------ DATA PROVIDED
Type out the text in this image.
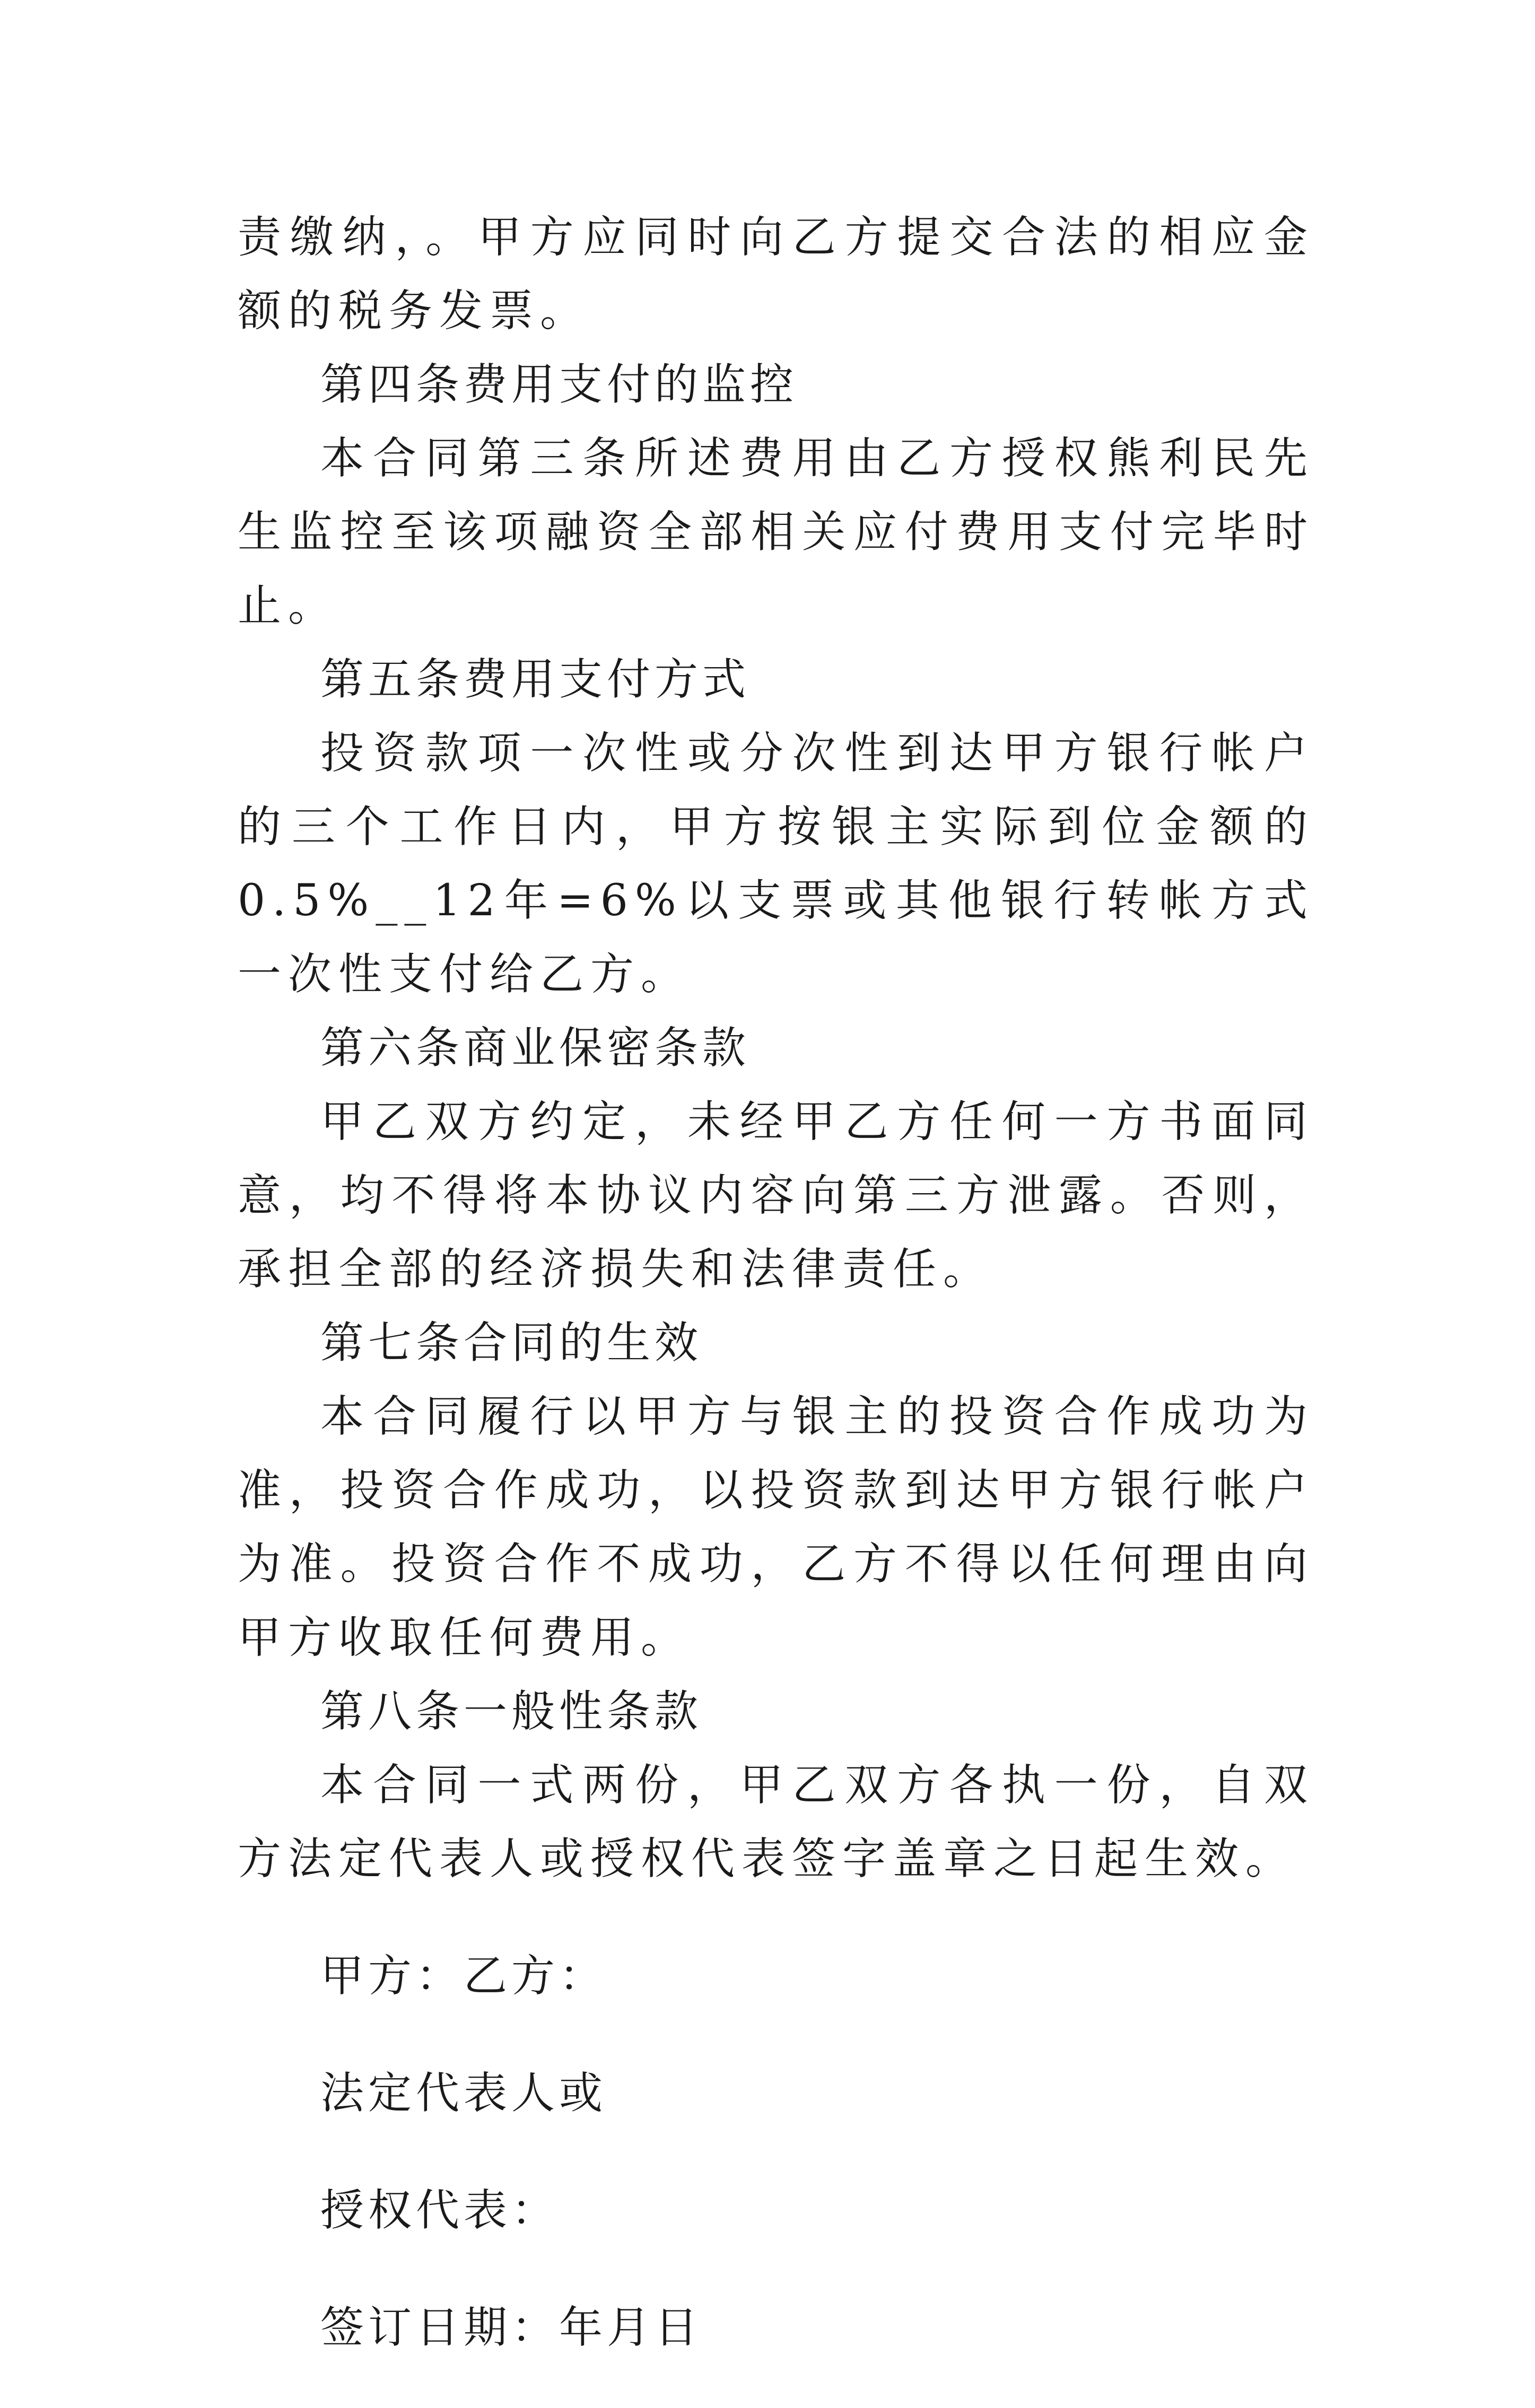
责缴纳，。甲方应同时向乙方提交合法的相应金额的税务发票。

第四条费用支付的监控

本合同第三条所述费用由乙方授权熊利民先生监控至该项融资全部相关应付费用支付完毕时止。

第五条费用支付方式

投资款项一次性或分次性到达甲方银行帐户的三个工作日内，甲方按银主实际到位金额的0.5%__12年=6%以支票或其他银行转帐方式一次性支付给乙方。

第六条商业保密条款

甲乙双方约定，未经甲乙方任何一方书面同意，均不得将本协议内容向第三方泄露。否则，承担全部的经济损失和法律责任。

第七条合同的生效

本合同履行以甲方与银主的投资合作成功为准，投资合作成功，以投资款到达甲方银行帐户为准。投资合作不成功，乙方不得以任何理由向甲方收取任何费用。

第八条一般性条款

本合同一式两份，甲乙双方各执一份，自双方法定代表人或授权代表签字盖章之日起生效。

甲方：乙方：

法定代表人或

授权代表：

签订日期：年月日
------------
EXERCISE INSTRUCTIONS:
Transcribe the records above exactly, omitting every picture they contain.

CORRECT OUTPUT:
Type out the text in this image.
责缴纳，。甲方应同时向乙方提交合法的相应金额的税务发票。

第四条费用支付的监控

本合同第三条所述费用由乙方授权熊利民先生监控至该项融资全部相关应付费用支付完毕时止。

第五条费用支付方式

投资款项一次性或分次性到达甲方银行帐户的三个工作日内，甲方按银主实际到位金额的0.5%__12年=6%以支票或其他银行转帐方式一次性支付给乙方。

第六条商业保密条款

甲乙双方约定，未经甲乙方任何一方书面同意，均不得将本协议内容向第三方泄露。否则，承担全部的经济损失和法律责任。

第七条合同的生效

本合同履行以甲方与银主的投资合作成功为准，投资合作成功，以投资款到达甲方银行帐户为准。投资合作不成功，乙方不得以任何理由向甲方收取任何费用。

第八条一般性条款

本合同一式两份，甲乙双方各执一份，自双方法定代表人或授权代表签字盖章之日起生效。

甲方：乙方：

法定代表人或

授权代表：

签订日期：年月日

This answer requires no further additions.